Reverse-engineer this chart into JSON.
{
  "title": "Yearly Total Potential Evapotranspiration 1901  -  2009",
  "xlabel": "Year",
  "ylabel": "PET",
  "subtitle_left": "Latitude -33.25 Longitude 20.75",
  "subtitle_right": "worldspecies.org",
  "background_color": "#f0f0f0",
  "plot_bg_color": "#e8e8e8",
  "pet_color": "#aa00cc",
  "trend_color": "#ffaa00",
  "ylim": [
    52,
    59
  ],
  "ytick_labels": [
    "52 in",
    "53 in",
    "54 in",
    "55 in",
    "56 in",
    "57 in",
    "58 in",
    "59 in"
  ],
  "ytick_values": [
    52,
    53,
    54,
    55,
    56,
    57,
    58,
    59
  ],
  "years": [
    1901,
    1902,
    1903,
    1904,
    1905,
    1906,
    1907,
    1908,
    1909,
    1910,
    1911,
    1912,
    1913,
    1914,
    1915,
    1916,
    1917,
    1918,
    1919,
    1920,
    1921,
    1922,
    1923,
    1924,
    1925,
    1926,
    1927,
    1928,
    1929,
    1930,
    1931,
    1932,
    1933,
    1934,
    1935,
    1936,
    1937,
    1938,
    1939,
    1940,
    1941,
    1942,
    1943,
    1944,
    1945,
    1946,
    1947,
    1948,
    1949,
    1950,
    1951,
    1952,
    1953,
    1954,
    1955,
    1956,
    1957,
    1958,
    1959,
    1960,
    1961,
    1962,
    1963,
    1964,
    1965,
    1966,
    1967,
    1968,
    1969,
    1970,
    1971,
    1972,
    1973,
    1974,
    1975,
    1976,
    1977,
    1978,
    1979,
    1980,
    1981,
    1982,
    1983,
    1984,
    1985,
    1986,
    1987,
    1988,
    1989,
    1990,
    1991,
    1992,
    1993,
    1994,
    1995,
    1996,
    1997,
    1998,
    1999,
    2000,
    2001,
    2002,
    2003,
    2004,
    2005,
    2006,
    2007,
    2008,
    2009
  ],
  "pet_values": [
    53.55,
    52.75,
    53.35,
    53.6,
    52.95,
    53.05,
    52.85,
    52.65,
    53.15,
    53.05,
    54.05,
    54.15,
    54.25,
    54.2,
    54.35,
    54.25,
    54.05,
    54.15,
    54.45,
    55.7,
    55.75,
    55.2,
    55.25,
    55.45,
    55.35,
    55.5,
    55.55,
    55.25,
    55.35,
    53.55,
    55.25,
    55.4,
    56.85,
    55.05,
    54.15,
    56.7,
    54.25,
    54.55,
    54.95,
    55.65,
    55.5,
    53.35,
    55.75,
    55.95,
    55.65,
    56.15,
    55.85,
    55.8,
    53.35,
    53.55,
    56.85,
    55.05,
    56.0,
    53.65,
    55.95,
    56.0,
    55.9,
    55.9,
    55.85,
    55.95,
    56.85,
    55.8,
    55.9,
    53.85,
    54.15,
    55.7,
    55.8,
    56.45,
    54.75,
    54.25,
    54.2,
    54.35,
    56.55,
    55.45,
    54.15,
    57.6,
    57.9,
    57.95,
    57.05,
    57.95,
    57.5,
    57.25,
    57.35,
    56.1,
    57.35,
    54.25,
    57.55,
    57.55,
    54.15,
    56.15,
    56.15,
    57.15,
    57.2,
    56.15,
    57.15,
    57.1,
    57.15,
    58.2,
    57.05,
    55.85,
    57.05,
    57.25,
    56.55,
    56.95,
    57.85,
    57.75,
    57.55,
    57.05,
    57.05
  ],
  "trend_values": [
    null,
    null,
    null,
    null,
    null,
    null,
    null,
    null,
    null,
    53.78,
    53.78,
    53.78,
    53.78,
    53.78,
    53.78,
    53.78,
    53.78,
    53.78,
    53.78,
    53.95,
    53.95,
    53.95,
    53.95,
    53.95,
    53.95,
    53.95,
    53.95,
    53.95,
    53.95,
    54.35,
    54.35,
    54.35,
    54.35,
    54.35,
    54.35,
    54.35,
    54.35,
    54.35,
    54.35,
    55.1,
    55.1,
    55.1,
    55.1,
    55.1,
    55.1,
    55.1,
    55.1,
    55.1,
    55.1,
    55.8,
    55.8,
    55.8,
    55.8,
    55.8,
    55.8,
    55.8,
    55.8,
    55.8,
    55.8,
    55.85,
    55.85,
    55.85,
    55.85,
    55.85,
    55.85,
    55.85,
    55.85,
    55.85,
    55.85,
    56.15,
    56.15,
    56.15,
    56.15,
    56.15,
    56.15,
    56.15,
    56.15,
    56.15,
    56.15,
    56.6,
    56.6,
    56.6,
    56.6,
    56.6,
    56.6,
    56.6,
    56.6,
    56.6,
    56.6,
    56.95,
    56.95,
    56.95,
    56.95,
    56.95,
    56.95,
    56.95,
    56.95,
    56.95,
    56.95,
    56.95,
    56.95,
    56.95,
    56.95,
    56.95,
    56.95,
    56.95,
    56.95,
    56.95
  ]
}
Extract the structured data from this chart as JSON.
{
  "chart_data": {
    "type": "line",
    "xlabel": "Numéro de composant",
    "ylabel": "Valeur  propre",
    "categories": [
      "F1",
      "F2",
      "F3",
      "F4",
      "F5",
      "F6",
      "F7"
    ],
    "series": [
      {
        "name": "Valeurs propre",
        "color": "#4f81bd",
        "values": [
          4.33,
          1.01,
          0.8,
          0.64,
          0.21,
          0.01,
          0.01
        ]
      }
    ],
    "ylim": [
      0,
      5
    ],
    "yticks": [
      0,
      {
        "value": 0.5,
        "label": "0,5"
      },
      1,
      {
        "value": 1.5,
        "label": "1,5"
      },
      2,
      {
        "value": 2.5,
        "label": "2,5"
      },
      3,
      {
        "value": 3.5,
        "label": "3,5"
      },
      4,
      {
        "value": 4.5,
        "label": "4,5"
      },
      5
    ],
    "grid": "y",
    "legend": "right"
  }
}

• • • • •

● **EXERCISE PROMPT**:
Check each line of the entries above, and show every one holding the word "JSON".

● **EXERCISE RESULT**:
Reverse-engineer this chart into JSON.
Extract the structured data from this chart as JSON.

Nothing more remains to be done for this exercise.